» **Goal**
Print every entry word for word, but omit the pictures.

» **Records supplied**
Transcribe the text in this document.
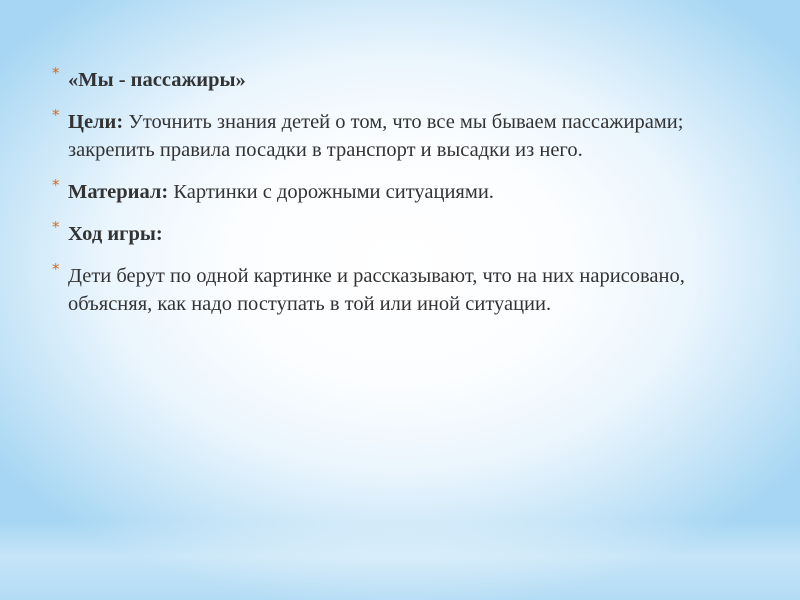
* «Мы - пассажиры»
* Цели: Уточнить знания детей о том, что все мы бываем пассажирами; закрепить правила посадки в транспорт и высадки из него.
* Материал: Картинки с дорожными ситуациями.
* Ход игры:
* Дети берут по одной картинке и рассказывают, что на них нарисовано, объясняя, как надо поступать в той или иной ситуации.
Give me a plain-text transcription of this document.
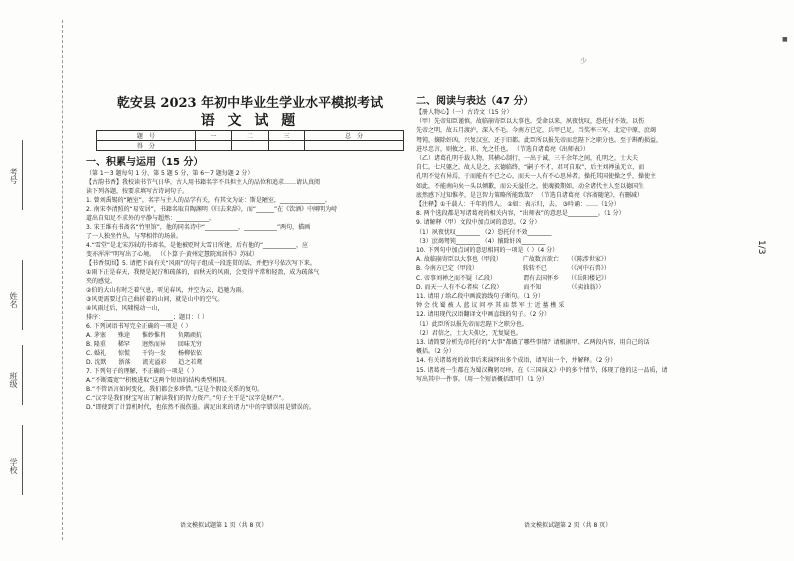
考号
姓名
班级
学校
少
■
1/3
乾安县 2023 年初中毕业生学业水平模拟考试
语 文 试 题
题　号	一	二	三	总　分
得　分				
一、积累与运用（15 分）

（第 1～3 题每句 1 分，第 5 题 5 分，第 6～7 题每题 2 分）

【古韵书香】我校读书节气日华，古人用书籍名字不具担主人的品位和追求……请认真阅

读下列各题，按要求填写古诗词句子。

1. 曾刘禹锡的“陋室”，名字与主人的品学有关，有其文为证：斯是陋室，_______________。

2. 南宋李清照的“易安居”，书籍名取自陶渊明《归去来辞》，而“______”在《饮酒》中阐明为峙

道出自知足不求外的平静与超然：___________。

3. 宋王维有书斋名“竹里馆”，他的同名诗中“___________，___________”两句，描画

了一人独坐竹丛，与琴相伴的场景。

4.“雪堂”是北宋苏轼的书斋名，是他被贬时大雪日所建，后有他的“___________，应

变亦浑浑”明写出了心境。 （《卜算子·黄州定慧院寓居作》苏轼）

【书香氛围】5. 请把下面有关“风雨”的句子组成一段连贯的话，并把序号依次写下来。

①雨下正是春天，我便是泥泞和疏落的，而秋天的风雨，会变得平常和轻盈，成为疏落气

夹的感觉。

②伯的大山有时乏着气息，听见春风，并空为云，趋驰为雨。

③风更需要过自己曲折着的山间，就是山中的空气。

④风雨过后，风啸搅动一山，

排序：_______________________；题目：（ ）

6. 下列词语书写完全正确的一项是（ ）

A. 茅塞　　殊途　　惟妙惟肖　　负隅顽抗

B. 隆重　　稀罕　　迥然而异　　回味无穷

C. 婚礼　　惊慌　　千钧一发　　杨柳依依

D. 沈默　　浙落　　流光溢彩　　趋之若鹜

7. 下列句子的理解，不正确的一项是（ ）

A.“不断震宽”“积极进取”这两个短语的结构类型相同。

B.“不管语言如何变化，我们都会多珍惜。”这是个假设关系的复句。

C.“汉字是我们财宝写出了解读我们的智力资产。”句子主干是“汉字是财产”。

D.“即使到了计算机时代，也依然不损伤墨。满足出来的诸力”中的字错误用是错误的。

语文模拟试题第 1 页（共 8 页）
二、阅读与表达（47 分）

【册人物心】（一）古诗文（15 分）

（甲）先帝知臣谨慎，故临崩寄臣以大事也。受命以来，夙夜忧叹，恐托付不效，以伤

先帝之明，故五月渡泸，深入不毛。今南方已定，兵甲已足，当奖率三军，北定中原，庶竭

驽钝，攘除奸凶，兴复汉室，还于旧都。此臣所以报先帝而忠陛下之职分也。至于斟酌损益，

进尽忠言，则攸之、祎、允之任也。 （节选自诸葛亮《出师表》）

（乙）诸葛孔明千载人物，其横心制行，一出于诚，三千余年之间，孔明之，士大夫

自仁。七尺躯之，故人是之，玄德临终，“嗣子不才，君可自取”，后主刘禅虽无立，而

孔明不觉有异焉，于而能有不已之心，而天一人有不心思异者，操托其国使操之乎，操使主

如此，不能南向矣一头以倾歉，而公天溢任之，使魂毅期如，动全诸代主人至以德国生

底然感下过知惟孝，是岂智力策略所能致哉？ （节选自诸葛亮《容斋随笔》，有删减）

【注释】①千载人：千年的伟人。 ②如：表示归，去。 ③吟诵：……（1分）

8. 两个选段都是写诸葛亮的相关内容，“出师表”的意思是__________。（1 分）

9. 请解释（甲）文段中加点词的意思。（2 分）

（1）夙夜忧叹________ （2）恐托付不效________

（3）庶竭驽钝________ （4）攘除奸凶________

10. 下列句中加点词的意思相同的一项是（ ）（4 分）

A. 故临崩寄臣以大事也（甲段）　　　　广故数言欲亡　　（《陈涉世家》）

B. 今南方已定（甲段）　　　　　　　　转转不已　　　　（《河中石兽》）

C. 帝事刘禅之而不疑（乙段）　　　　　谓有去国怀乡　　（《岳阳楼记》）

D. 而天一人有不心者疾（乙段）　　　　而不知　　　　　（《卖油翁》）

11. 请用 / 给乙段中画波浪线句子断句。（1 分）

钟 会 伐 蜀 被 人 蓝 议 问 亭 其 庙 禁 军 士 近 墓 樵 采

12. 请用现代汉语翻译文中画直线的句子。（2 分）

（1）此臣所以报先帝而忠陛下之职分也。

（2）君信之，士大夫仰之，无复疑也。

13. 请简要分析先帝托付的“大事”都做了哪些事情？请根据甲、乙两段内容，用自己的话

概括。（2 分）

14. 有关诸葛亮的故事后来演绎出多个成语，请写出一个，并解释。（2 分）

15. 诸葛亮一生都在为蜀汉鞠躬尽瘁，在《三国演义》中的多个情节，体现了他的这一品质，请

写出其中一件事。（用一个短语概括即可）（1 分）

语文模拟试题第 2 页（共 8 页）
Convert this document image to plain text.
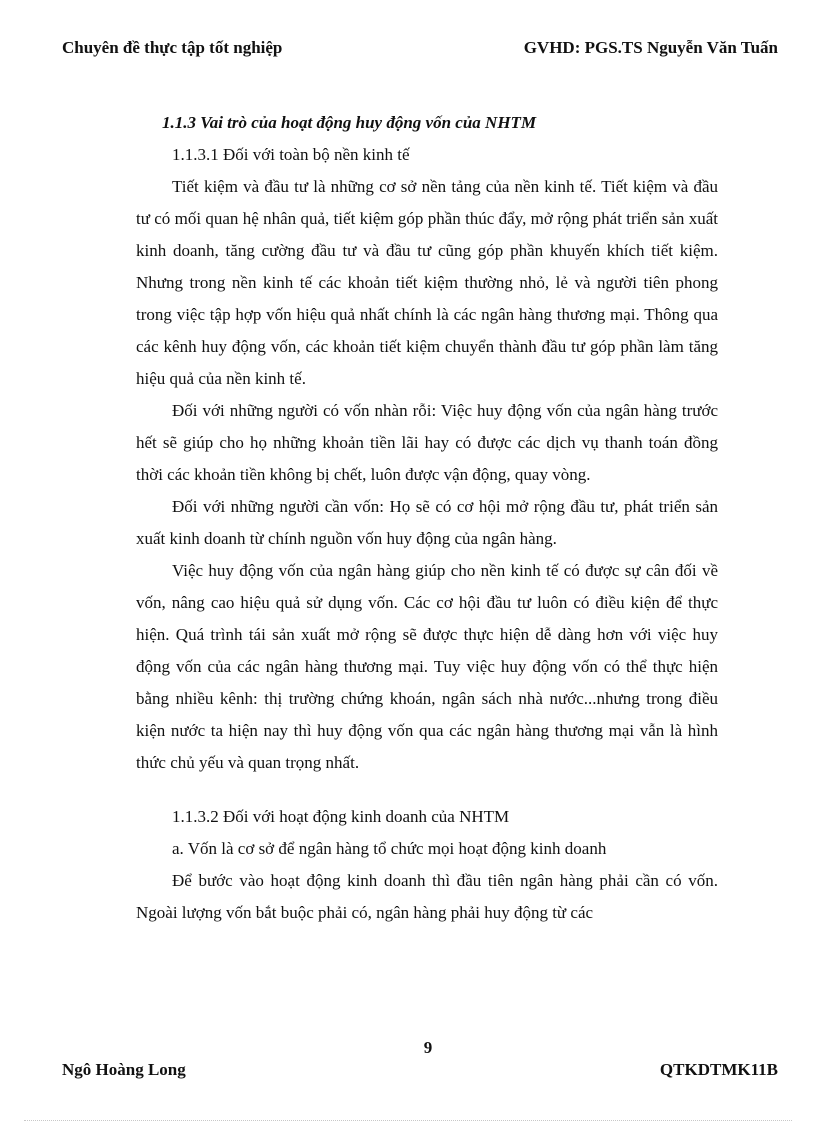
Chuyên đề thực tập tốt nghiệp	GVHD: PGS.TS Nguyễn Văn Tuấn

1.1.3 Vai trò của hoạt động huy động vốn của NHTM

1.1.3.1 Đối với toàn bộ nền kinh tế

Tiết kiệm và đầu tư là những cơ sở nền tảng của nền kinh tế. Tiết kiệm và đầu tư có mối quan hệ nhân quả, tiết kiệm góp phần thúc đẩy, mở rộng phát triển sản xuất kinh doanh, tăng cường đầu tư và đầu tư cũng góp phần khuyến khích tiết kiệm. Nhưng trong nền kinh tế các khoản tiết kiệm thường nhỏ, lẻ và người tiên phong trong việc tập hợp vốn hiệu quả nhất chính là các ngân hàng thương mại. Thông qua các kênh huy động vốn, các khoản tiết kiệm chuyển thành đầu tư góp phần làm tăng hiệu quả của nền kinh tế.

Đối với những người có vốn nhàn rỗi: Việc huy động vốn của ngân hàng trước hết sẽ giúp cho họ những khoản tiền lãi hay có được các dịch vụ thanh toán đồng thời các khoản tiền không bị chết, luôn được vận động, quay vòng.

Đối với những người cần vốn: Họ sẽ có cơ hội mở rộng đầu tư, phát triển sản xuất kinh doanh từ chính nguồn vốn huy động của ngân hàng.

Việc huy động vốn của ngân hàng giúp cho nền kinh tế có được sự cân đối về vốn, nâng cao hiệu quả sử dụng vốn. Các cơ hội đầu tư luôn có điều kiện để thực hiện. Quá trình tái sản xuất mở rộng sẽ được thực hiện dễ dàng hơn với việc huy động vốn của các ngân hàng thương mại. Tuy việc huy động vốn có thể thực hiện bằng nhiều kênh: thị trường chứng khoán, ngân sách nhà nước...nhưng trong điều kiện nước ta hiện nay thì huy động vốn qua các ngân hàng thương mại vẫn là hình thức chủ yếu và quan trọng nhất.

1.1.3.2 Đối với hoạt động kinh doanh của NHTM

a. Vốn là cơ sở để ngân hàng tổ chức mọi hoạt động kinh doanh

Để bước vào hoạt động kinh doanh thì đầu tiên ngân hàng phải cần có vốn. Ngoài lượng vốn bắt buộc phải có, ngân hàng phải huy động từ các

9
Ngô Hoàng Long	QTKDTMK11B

» **Correct answer**
Transcribe the text in this document.
* «Мы - пассажиры»
* Цели: Уточнить знания детей о том, что все мы бываем пассажирами; закрепить правила посадки в транспорт и высадки из него.
* Материал: Картинки с дорожными ситуациями.
* Ход игры:
* Дети берут по одной картинке и рассказывают, что на них нарисовано, объясняя, как надо поступать в той или иной ситуации.
Give me a plain-text transcription of this document.
考号
姓名
班级
学校
少
■
1/3
乾安县 2023 年初中毕业生学业水平模拟考试
语 文 试 题
题　号	一	二	三	总　分
得　分				
一、积累与运用（15 分）

（第 1～3 题每句 1 分，第 5 题 5 分，第 6～7 题每题 2 分）

【古韵书香】我校读书节气日华，古人用书籍名字不具担主人的品位和追求……请认真阅

读下列各题，按要求填写古诗词句子。

1. 曾刘禹锡的“陋室”，名字与主人的品学有关，有其文为证：斯是陋室，_______________。

2. 南宋李清照的“易安居”，书籍名取自陶渊明《归去来辞》，而“______”在《饮酒》中阐明为峙

道出自知足不求外的平静与超然：___________。

3. 宋王维有书斋名“竹里馆”，他的同名诗中“___________，___________”两句，描画

了一人独坐竹丛，与琴相伴的场景。

4.“雪堂”是北宋苏轼的书斋名，是他被贬时大雪日所建，后有他的“___________，应

变亦浑浑”明写出了心境。 （《卜算子·黄州定慧院寓居作》苏轼）

【书香氛围】5. 请把下面有关“风雨”的句子组成一段连贯的话，并把序号依次写下来。

①雨下正是春天，我便是泥泞和疏落的，而秋天的风雨，会变得平常和轻盈，成为疏落气

夹的感觉。

②伯的大山有时乏着气息，听见春风，并空为云，趋驰为雨。

③风更需要过自己曲折着的山间，就是山中的空气。

④风雨过后，风啸搅动一山，

排序：_______________________；题目：（ ）

6. 下列词语书写完全正确的一项是（ ）

A. 茅塞　　殊途　　惟妙惟肖　　负隅顽抗

B. 隆重　　稀罕　　迥然而异　　回味无穷

C. 婚礼　　惊慌　　千钧一发　　杨柳依依

D. 沈默　　浙落　　流光溢彩　　趋之若鹜

7. 下列句子的理解，不正确的一项是（ ）

A.“不断震宽”“积极进取”这两个短语的结构类型相同。

B.“不管语言如何变化，我们都会多珍惜。”这是个假设关系的复句。

C.“汉字是我们财宝写出了解读我们的智力资产。”句子主干是“汉字是财产”。

D.“即使到了计算机时代，也依然不损伤墨。满足出来的诸力”中的字错误用是错误的。

语文模拟试题第 1 页（共 8 页）
二、阅读与表达（47 分）

【册人物心】（一）古诗文（15 分）

（甲）先帝知臣谨慎，故临崩寄臣以大事也。受命以来，夙夜忧叹，恐托付不效，以伤

先帝之明，故五月渡泸，深入不毛。今南方已定，兵甲已足，当奖率三军，北定中原，庶竭

驽钝，攘除奸凶，兴复汉室，还于旧都。此臣所以报先帝而忠陛下之职分也。至于斟酌损益，

进尽忠言，则攸之、祎、允之任也。 （节选自诸葛亮《出师表》）

（乙）诸葛孔明千载人物，其横心制行，一出于诚，三千余年之间，孔明之，士大夫

自仁。七尺躯之，故人是之，玄德临终，“嗣子不才，君可自取”，后主刘禅虽无立，而

孔明不觉有异焉，于而能有不已之心，而天一人有不心思异者，操托其国使操之乎，操使主

如此，不能南向矣一头以倾歉，而公天溢任之，使魂毅期如，动全诸代主人至以德国生

底然感下过知惟孝，是岂智力策略所能致哉？ （节选自诸葛亮《容斋随笔》，有删减）

【注释】①千载人：千年的伟人。 ②如：表示归，去。 ③吟诵：……（1分）

8. 两个选段都是写诸葛亮的相关内容，“出师表”的意思是__________。（1 分）

9. 请解释（甲）文段中加点词的意思。（2 分）

（1）夙夜忧叹________ （2）恐托付不效________

（3）庶竭驽钝________ （4）攘除奸凶________

10. 下列句中加点词的意思相同的一项是（ ）（4 分）

A. 故临崩寄臣以大事也（甲段）　　　　广故数言欲亡　　（《陈涉世家》）

B. 今南方已定（甲段）　　　　　　　　转转不已　　　　（《河中石兽》）

C. 帝事刘禅之而不疑（乙段）　　　　　谓有去国怀乡　　（《岳阳楼记》）

D. 而天一人有不心者疾（乙段）　　　　而不知　　　　　（《卖油翁》）

11. 请用 / 给乙段中画波浪线句子断句。（1 分）

钟 会 伐 蜀 被 人 蓝 议 问 亭 其 庙 禁 军 士 近 墓 樵 采

12. 请用现代汉语翻译文中画直线的句子。（2 分）

（1）此臣所以报先帝而忠陛下之职分也。

（2）君信之，士大夫仰之，无复疑也。

13. 请简要分析先帝托付的“大事”都做了哪些事情？请根据甲、乙两段内容，用自己的话

概括。（2 分）

14. 有关诸葛亮的故事后来演绎出多个成语，请写出一个，并解释。（2 分）

15. 诸葛亮一生都在为蜀汉鞠躬尽瘁，在《三国演义》中的多个情节，体现了他的这一品质，请

写出其中一件事。（用一个短语概括即可）（1 分）

语文模拟试题第 2 页（共 8 页）
Convert this document image to plain text.
Chuyên đề thực tập tốt nghiệp	GVHD: PGS.TS Nguyễn Văn Tuấn

1.1.3 Vai trò của hoạt động huy động vốn của NHTM

1.1.3.1 Đối với toàn bộ nền kinh tế

Tiết kiệm và đầu tư là những cơ sở nền tảng của nền kinh tế. Tiết kiệm và đầu tư có mối quan hệ nhân quả, tiết kiệm góp phần thúc đẩy, mở rộng phát triển sản xuất kinh doanh, tăng cường đầu tư và đầu tư cũng góp phần khuyến khích tiết kiệm. Nhưng trong nền kinh tế các khoản tiết kiệm thường nhỏ, lẻ và người tiên phong trong việc tập hợp vốn hiệu quả nhất chính là các ngân hàng thương mại. Thông qua các kênh huy động vốn, các khoản tiết kiệm chuyển thành đầu tư góp phần làm tăng hiệu quả của nền kinh tế.

Đối với những người có vốn nhàn rỗi: Việc huy động vốn của ngân hàng trước hết sẽ giúp cho họ những khoản tiền lãi hay có được các dịch vụ thanh toán đồng thời các khoản tiền không bị chết, luôn được vận động, quay vòng.

Đối với những người cần vốn: Họ sẽ có cơ hội mở rộng đầu tư, phát triển sản xuất kinh doanh từ chính nguồn vốn huy động của ngân hàng.

Việc huy động vốn của ngân hàng giúp cho nền kinh tế có được sự cân đối về vốn, nâng cao hiệu quả sử dụng vốn. Các cơ hội đầu tư luôn có điều kiện để thực hiện. Quá trình tái sản xuất mở rộng sẽ được thực hiện dễ dàng hơn với việc huy động vốn của các ngân hàng thương mại. Tuy việc huy động vốn có thể thực hiện bằng nhiều kênh: thị trường chứng khoán, ngân sách nhà nước...nhưng trong điều kiện nước ta hiện nay thì huy động vốn qua các ngân hàng thương mại vẫn là hình thức chủ yếu và quan trọng nhất.

1.1.3.2 Đối với hoạt động kinh doanh của NHTM

a. Vốn là cơ sở để ngân hàng tổ chức mọi hoạt động kinh doanh

Để bước vào hoạt động kinh doanh thì đầu tiên ngân hàng phải cần có vốn. Ngoài lượng vốn bắt buộc phải có, ngân hàng phải huy động từ các

9
Ngô Hoàng Long	QTKDTMK11B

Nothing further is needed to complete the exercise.